▸ Text shown

......

- Decades:: 1190s; 1200s; 1210s; 1220s; 1230s;
- See also:: History of France; Timeline of French history; List of years in France;

= 1212 in France =

Events from the year 1212 in France

== Incumbents ==

- Monarch - Philip II

== Events ==

- January -
  - Ferdinand, Count of Flanders and Joan, Countess of Flanders are captured by Joan's first cousin prince Louis VIII of France, eldest son of King Philip II of France and Joan's aunt Isabella. Louis' aim is to acquire his dead mother's dowry, a large piece of Flemish territory including Artois, which Joan's father had taken back by force after Isabella's death.
  - Prince Louis VIII of France captures the town of Saint-Omer.
  - Prince Louis VIII of France captures the town of Aire-sur-la-Lys.
- February 25 - The Treaty of Pont-à-Vendin is signed at Pont-à-Vendin between king Philip II of France and Ferdinand, Count of Flanders and Joan, Countess of Flanders. The treaty cedes the two captured towns of Saint-Omer and Aire-sur-la-Lys to France.

......

▸ The input

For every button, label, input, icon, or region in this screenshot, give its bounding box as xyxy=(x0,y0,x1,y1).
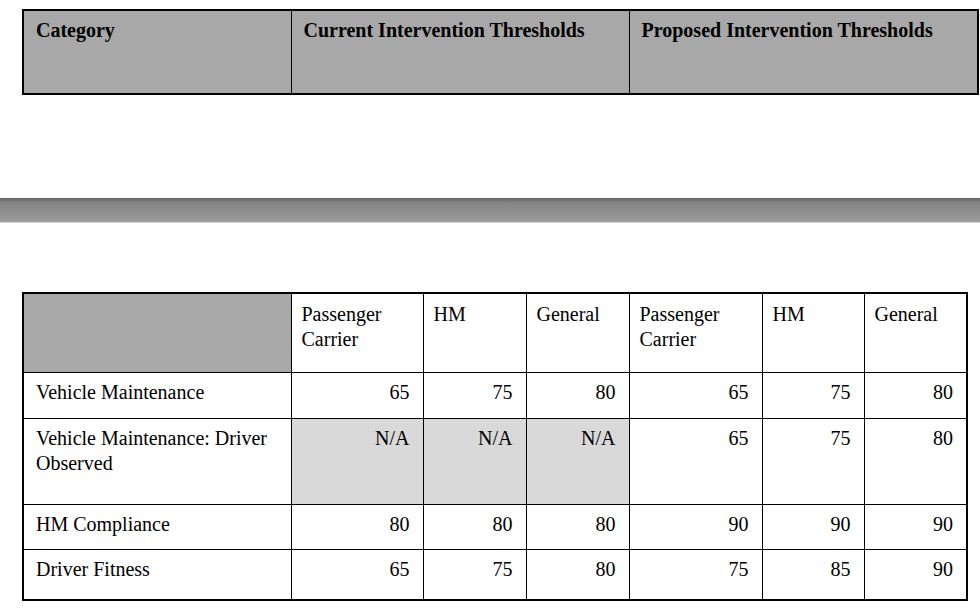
category-cell: Driver Fitness xyxy=(23,549,291,600)
category-cell: Vehicle Maintenance: Driver Observed xyxy=(23,418,291,504)
value-cell: 80 xyxy=(864,418,967,504)
value-cell-na: N/A xyxy=(291,418,423,504)
value-cell: 90 xyxy=(762,504,864,549)
thresholds-table: Passenger Carrier HM General Passenger C… xyxy=(22,292,968,601)
category-cell: HM Compliance xyxy=(23,504,291,549)
value-cell: 75 xyxy=(423,549,526,600)
value-cell: 80 xyxy=(526,372,629,418)
value-cell: 80 xyxy=(423,504,526,549)
value-cell: 65 xyxy=(291,372,423,418)
value-cell: 65 xyxy=(629,372,762,418)
value-cell: 90 xyxy=(629,504,762,549)
value-cell: 75 xyxy=(762,418,864,504)
value-cell: 90 xyxy=(864,504,967,549)
value-cell: 75 xyxy=(629,549,762,600)
value-cell: 65 xyxy=(291,549,423,600)
value-cell: 75 xyxy=(762,372,864,418)
value-cell: 80 xyxy=(864,372,967,418)
category-cell: Vehicle Maintenance xyxy=(23,372,291,418)
col-header-general-proposed: General xyxy=(864,293,967,372)
column-header-row: Passenger Carrier HM General Passenger C… xyxy=(23,293,967,372)
section-divider-bar xyxy=(0,198,980,223)
header-cell-category: Category xyxy=(23,10,291,94)
value-cell: 65 xyxy=(629,418,762,504)
header-row: Category Current Intervention Thresholds… xyxy=(23,10,978,94)
value-cell: 85 xyxy=(762,549,864,600)
col-header-hm-proposed: HM xyxy=(762,293,864,372)
header-cell-proposed-thresholds: Proposed Intervention Thresholds xyxy=(629,10,978,94)
col-header-general-current: General xyxy=(526,293,629,372)
value-cell: 80 xyxy=(526,504,629,549)
table-row-vehicle-maintenance-driver-observed: Vehicle Maintenance: Driver Observed N/A… xyxy=(23,418,967,504)
value-cell: 80 xyxy=(526,549,629,600)
col-header-passenger-carrier-proposed: Passenger Carrier xyxy=(629,293,762,372)
value-cell-na: N/A xyxy=(423,418,526,504)
header-cell-current-thresholds: Current Intervention Thresholds xyxy=(291,10,629,94)
value-cell: 90 xyxy=(864,549,967,600)
table-row-driver-fitness: Driver Fitness 65 75 80 75 85 90 xyxy=(23,549,967,600)
value-cell: 75 xyxy=(423,372,526,418)
intervention-header-table: Category Current Intervention Thresholds… xyxy=(22,9,979,95)
table-row-vehicle-maintenance: Vehicle Maintenance 65 75 80 65 75 80 xyxy=(23,372,967,418)
table-row-hm-compliance: HM Compliance 80 80 80 90 90 90 xyxy=(23,504,967,549)
col-header-hm-current: HM xyxy=(423,293,526,372)
corner-header-cell xyxy=(23,293,291,372)
col-header-passenger-carrier-current: Passenger Carrier xyxy=(291,293,423,372)
value-cell: 80 xyxy=(291,504,423,549)
value-cell-na: N/A xyxy=(526,418,629,504)
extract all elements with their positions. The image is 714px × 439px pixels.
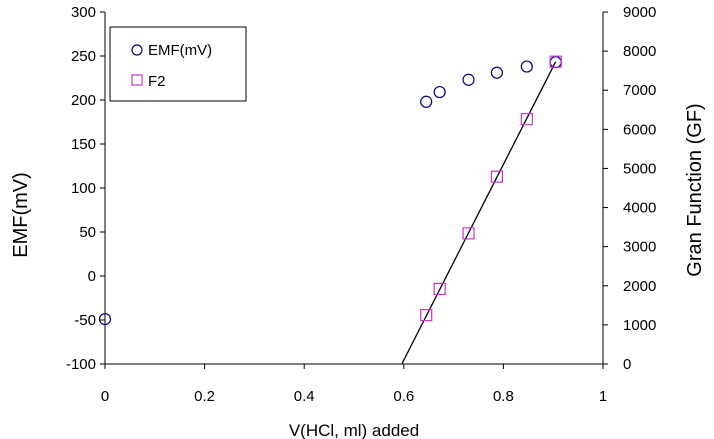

......

▸ Tasks and exercises
**1)** According to the text on 1212 in France, which treaty ceded Saint-Omer and Aire-sur-la-Lys to France?
**2)** From the records, write out the lines starting with the one that contains "category-cell: Driver Fitness" and going on through the one that contains "thresholds-table: Passenger Carrier".
The records have no connection to the text.

▸ The answers
**1)** The Treaty of Pont-à-Vendin.

**2)**
category-cell: Driver Fitness xyxy=(23,549,291,600)
category-cell: Vehicle Maintenance: Driver Observed xyxy=(23,418,291,504)
value-cell: 80 xyxy=(864,418,967,504)
value-cell-na: N/A xyxy=(291,418,423,504)
value-cell: 90 xyxy=(762,504,864,549)
thresholds-table: Passenger Carrier HM General Passenger C… xyxy=(22,292,968,601)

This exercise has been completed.